▶ _WHAT THE TASK REQUIRES_: Would you restate all the data that follows, word for word?

[Start of RECORD SET]

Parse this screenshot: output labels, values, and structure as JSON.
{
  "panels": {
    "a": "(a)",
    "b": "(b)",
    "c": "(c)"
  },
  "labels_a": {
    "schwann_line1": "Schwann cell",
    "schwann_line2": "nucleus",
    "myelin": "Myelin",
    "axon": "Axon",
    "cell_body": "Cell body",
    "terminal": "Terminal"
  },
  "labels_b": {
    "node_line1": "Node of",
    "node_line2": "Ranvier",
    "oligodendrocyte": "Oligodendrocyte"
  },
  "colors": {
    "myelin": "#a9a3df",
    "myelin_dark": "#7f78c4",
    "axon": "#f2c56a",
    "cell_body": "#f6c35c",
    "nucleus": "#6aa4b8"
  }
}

[End of RECORD SET]

▶ _WRITTEN RESPONSE_:
Parse this screenshot: output labels, values, and structure as JSON.
{
  "panels": {
    "a": "(a)",
    "b": "(b)",
    "c": "(c)"
  },
  "labels_a": {
    "schwann_line1": "Schwann cell",
    "schwann_line2": "nucleus",
    "myelin": "Myelin",
    "axon": "Axon",
    "cell_body": "Cell body",
    "terminal": "Terminal"
  },
  "labels_b": {
    "node_line1": "Node of",
    "node_line2": "Ranvier",
    "oligodendrocyte": "Oligodendrocyte"
  },
  "colors": {
    "myelin": "#a9a3df",
    "myelin_dark": "#7f78c4",
    "axon": "#f2c56a",
    "cell_body": "#f6c35c",
    "nucleus": "#6aa4b8"
  }
}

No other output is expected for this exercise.